GOAL: Your job is to restate each entry word for word.

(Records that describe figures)
-------------------------
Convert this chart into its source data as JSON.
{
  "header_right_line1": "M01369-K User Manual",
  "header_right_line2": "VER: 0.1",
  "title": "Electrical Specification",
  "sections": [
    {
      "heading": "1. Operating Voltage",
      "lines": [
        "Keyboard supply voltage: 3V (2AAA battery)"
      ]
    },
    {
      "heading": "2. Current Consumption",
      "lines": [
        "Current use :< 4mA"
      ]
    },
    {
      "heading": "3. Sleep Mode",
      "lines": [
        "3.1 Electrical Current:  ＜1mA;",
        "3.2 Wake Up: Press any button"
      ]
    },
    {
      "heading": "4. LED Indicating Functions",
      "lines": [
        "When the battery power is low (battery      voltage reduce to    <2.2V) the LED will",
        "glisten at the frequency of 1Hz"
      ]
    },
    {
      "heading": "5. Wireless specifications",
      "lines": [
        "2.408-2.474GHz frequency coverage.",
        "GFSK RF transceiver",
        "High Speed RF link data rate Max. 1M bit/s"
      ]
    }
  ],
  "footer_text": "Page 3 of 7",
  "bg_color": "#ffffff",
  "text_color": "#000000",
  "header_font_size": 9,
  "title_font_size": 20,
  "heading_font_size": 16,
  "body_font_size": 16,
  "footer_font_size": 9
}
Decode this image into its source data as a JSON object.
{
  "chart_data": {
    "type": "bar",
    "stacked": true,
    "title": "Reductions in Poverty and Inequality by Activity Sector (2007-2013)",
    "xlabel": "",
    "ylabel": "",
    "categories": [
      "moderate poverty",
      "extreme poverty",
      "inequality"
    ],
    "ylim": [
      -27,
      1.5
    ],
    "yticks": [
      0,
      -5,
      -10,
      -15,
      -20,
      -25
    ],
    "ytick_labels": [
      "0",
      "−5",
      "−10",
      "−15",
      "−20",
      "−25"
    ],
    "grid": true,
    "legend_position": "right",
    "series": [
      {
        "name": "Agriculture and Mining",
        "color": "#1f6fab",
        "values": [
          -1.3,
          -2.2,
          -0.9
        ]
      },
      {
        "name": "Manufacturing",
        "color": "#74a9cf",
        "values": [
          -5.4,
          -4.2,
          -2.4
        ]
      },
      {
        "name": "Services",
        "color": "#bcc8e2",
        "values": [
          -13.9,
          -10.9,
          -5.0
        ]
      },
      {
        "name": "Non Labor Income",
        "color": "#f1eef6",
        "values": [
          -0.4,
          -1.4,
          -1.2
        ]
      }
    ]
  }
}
-------------------------
OUTPUT FOR THIS EXERCISE:
Convert this chart into its source data as JSON.
{
  "header_right_line1": "M01369-K User Manual",
  "header_right_line2": "VER: 0.1",
  "title": "Electrical Specification",
  "sections": [
    {
      "heading": "1. Operating Voltage",
      "lines": [
        "Keyboard supply voltage: 3V (2AAA battery)"
      ]
    },
    {
      "heading": "2. Current Consumption",
      "lines": [
        "Current use :< 4mA"
      ]
    },
    {
      "heading": "3. Sleep Mode",
      "lines": [
        "3.1 Electrical Current:  ＜1mA;",
        "3.2 Wake Up: Press any button"
      ]
    },
    {
      "heading": "4. LED Indicating Functions",
      "lines": [
        "When the battery power is low (battery      voltage reduce to    <2.2V) the LED will",
        "glisten at the frequency of 1Hz"
      ]
    },
    {
      "heading": "5. Wireless specifications",
      "lines": [
        "2.408-2.474GHz frequency coverage.",
        "GFSK RF transceiver",
        "High Speed RF link data rate Max. 1M bit/s"
      ]
    }
  ],
  "footer_text": "Page 3 of 7",
  "bg_color": "#ffffff",
  "text_color": "#000000",
  "header_font_size": 9,
  "title_font_size": 20,
  "heading_font_size": 16,
  "body_font_size": 16,
  "footer_font_size": 9
}
Decode this image into its source data as a JSON object.
{
  "chart_data": {
    "type": "bar",
    "stacked": true,
    "title": "Reductions in Poverty and Inequality by Activity Sector (2007-2013)",
    "xlabel": "",
    "ylabel": "",
    "categories": [
      "moderate poverty",
      "extreme poverty",
      "inequality"
    ],
    "ylim": [
      -27,
      1.5
    ],
    "yticks": [
      0,
      -5,
      -10,
      -15,
      -20,
      -25
    ],
    "ytick_labels": [
      "0",
      "−5",
      "−10",
      "−15",
      "−20",
      "−25"
    ],
    "grid": true,
    "legend_position": "right",
    "series": [
      {
        "name": "Agriculture and Mining",
        "color": "#1f6fab",
        "values": [
          -1.3,
          -2.2,
          -0.9
        ]
      },
      {
        "name": "Manufacturing",
        "color": "#74a9cf",
        "values": [
          -5.4,
          -4.2,
          -2.4
        ]
      },
      {
        "name": "Services",
        "color": "#bcc8e2",
        "values": [
          -13.9,
          -10.9,
          -5.0
        ]
      },
      {
        "name": "Non Labor Income",
        "color": "#f1eef6",
        "values": [
          -0.4,
          -1.4,
          -1.2
        ]
      }
    ]
  }
}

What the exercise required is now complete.